_What is being asked_
Using the records that follow, copy every line containing the word "this".

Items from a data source

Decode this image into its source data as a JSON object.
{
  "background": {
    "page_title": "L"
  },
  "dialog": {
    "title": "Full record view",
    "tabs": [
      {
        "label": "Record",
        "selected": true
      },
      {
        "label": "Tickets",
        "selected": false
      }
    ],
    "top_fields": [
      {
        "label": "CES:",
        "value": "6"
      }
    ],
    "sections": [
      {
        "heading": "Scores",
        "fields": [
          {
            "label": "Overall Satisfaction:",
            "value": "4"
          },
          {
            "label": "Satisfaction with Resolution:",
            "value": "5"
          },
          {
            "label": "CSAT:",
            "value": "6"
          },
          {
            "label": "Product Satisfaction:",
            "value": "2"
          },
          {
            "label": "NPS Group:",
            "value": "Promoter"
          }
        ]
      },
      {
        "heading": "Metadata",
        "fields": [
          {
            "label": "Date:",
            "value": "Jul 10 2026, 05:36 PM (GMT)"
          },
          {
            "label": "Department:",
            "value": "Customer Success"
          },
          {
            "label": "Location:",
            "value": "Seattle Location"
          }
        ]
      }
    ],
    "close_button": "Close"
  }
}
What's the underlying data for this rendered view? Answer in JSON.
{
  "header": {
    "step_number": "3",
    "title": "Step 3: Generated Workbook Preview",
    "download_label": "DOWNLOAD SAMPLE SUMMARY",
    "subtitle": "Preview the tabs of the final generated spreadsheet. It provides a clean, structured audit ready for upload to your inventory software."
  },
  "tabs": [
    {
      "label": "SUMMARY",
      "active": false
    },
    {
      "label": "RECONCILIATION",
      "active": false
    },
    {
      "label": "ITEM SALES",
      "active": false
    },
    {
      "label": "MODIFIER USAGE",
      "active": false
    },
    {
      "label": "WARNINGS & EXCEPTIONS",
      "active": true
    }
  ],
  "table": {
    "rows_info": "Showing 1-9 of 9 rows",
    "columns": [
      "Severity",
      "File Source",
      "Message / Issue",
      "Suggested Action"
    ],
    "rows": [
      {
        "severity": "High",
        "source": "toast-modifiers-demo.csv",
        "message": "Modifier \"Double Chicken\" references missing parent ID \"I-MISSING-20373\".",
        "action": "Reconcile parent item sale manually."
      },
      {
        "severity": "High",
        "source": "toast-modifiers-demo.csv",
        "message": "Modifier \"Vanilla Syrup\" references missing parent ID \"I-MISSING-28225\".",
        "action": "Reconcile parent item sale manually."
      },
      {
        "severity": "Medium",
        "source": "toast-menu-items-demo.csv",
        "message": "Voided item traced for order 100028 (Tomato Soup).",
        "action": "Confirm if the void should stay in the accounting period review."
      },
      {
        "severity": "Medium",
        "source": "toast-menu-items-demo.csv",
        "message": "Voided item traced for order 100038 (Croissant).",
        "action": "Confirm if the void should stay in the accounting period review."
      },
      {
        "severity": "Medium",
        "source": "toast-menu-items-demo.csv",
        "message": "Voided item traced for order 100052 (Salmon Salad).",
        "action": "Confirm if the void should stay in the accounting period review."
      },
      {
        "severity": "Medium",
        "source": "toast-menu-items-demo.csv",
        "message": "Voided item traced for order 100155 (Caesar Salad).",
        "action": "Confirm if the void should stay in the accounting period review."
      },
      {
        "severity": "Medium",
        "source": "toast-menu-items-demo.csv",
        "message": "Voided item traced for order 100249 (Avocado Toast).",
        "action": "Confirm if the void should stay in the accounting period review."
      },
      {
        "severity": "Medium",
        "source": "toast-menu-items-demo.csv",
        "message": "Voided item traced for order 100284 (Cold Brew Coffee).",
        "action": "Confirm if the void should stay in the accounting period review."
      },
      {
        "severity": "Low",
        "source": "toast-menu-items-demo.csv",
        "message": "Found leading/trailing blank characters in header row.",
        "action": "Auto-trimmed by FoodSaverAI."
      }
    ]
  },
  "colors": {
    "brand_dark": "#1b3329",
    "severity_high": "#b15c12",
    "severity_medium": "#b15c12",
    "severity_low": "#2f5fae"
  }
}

_The reply_
Decode this image into its source data as a JSON object.
What's the underlying data for this rendered view? Answer in JSON.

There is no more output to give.